**EXERCISE AIM**
Output each entry below as it stands, leaving out every picture.

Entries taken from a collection
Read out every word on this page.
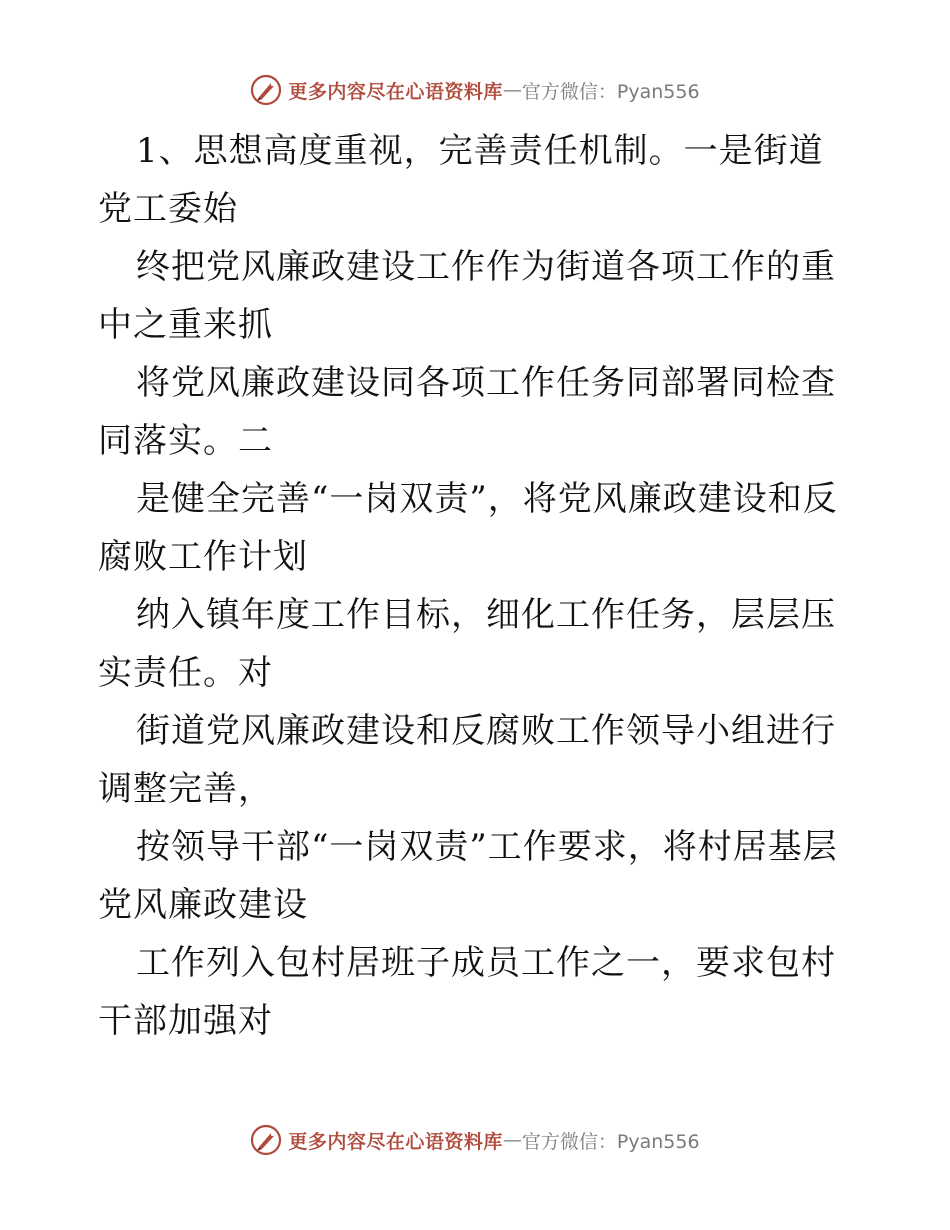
更多内容尽在心语资料库 — 官方微信：Pyan556

1、思想高度重视，完善责任机制。一是街道党工委始

终把党风廉政建设工作作为街道各项工作的重中之重来抓

将党风廉政建设同各项工作任务同部署同检查同落实。二

是健全完善“一岗双责”，将党风廉政建设和反腐败工作计划

纳入镇年度工作目标，细化工作任务，层层压实责任。对

街道党风廉政建设和反腐败工作领导小组进行调整完善，

按领导干部“一岗双责”工作要求，将村居基层党风廉政建设

工作列入包村居班子成员工作之一，要求包村干部加强对

更多内容尽在心语资料库 — 官方微信：Pyan556
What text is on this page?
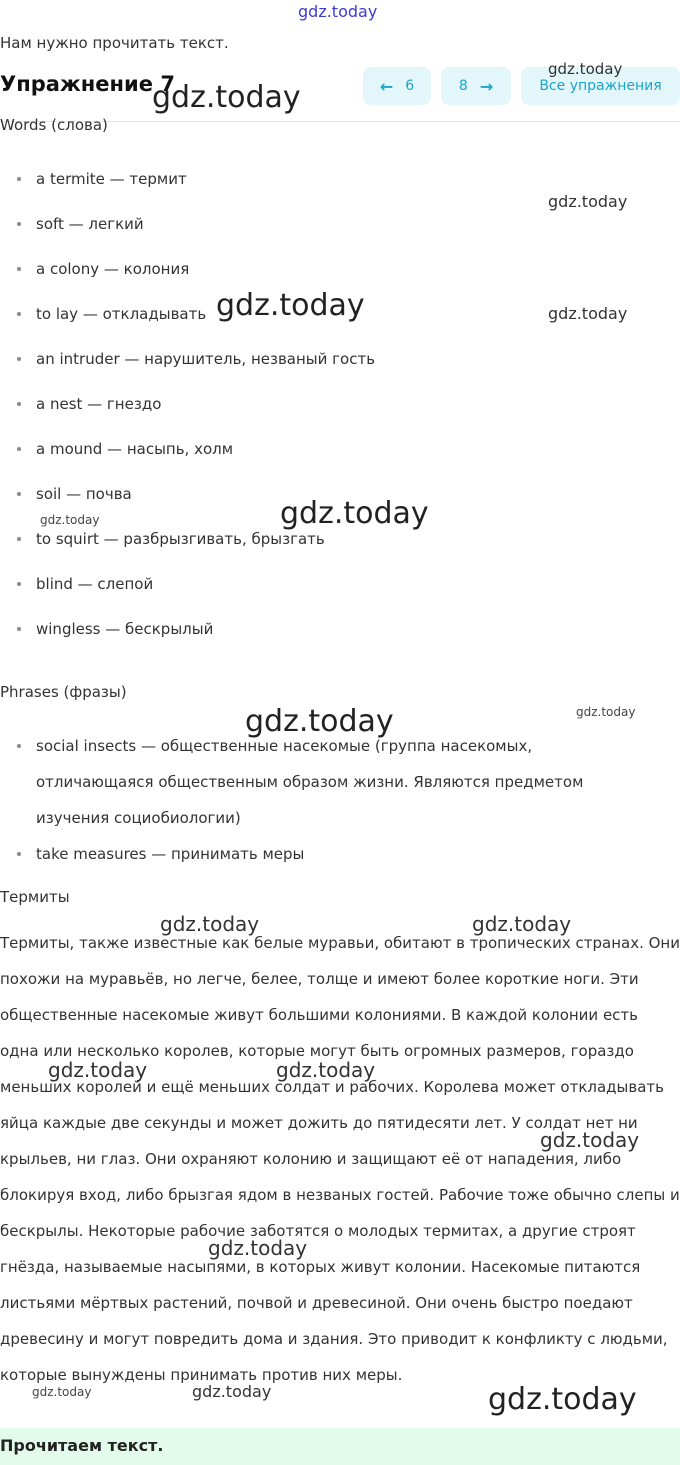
gdz.today
Нам нужно прочитать текст.
Упражнение 7	← 6	8 →	Все упражнения
Words (слова)
a termite — термит
soft — легкий
a colony — колония
to lay — откладывать
an intruder — нарушитель, незваный гость
a nest — гнездо
a mound — насыпь, холм
soil — почва
to squirt — разбрызгивать, брызгать
blind — слепой
wingless — бескрылый
Phrases (фразы)
social insects — общественные насекомые (группа насекомых, отличающаяся общественным образом жизни. Являются предметом изучения социобиологии)
take measures — принимать меры
Термиты
Термиты, также известные как белые муравьи, обитают в тропических странах. Они похожи на муравьёв, но легче, белее, толще и имеют более короткие ноги. Эти общественные насекомые живут большими колониями. В каждой колонии есть одна или несколько королев, которые могут быть огромных размеров, гораздо меньших королей и ещё меньших солдат и рабочих. Королева может откладывать яйца каждые две секунды и может дожить до пятидесяти лет. У солдат нет ни крыльев, ни глаз. Они охраняют колонию и защищают её от нападения, либо блокируя вход, либо брызгая ядом в незваных гостей. Рабочие тоже обычно слепы и бескрылы. Некоторые рабочие заботятся о молодых термитах, а другие строят гнёзда, называемые насыпями, в которых живут колонии. Насекомые питаются листьями мёртвых растений, почвой и древесиной. Они очень быстро поедают древесину и могут повредить дома и здания. Это приводит к конфликту с людьми, которые вынуждены принимать против них меры.
Прочитаем текст.
gdz.today
gdz.today
gdz.today
gdz.today	gdz.today
gdz.today	gdz.today
gdz.today	gdz.today
gdz.today	gdz.today
gdz.today	gdz.today
gdz.today
gdz.today
gdz.today	gdz.today	gdz.today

**WRITTEN ANSWER**
Read out every word on this page.
更多内容尽在心语资料库 — 官方微信：Pyan556

1、思想高度重视，完善责任机制。一是街道党工委始

终把党风廉政建设工作作为街道各项工作的重中之重来抓

将党风廉政建设同各项工作任务同部署同检查同落实。二

是健全完善“一岗双责”，将党风廉政建设和反腐败工作计划

纳入镇年度工作目标，细化工作任务，层层压实责任。对

街道党风廉政建设和反腐败工作领导小组进行调整完善，

按领导干部“一岗双责”工作要求，将村居基层党风廉政建设

工作列入包村居班子成员工作之一，要求包村干部加强对

更多内容尽在心语资料库 — 官方微信：Pyan556
What text is on this page?
gdz.today
Нам нужно прочитать текст.
Упражнение 7	← 6	8 →	Все упражнения
Words (слова)
a termite — термит
soft — легкий
a colony — колония
to lay — откладывать
an intruder — нарушитель, незваный гость
a nest — гнездо
a mound — насыпь, холм
soil — почва
to squirt — разбрызгивать, брызгать
blind — слепой
wingless — бескрылый
Phrases (фразы)
social insects — общественные насекомые (группа насекомых, отличающаяся общественным образом жизни. Являются предметом изучения социобиологии)
take measures — принимать меры
Термиты
Термиты, также известные как белые муравьи, обитают в тропических странах. Они похожи на муравьёв, но легче, белее, толще и имеют более короткие ноги. Эти общественные насекомые живут большими колониями. В каждой колонии есть одна или несколько королев, которые могут быть огромных размеров, гораздо меньших королей и ещё меньших солдат и рабочих. Королева может откладывать яйца каждые две секунды и может дожить до пятидесяти лет. У солдат нет ни крыльев, ни глаз. Они охраняют колонию и защищают её от нападения, либо блокируя вход, либо брызгая ядом в незваных гостей. Рабочие тоже обычно слепы и бескрылы. Некоторые рабочие заботятся о молодых термитах, а другие строят гнёзда, называемые насыпями, в которых живут колонии. Насекомые питаются листьями мёртвых растений, почвой и древесиной. Они очень быстро поедают древесину и могут повредить дома и здания. Это приводит к конфликту с людьми, которые вынуждены принимать против них меры.
Прочитаем текст.
gdz.today
gdz.today
gdz.today
gdz.today	gdz.today
gdz.today	gdz.today
gdz.today	gdz.today
gdz.today	gdz.today
gdz.today	gdz.today
gdz.today
gdz.today
gdz.today	gdz.today	gdz.today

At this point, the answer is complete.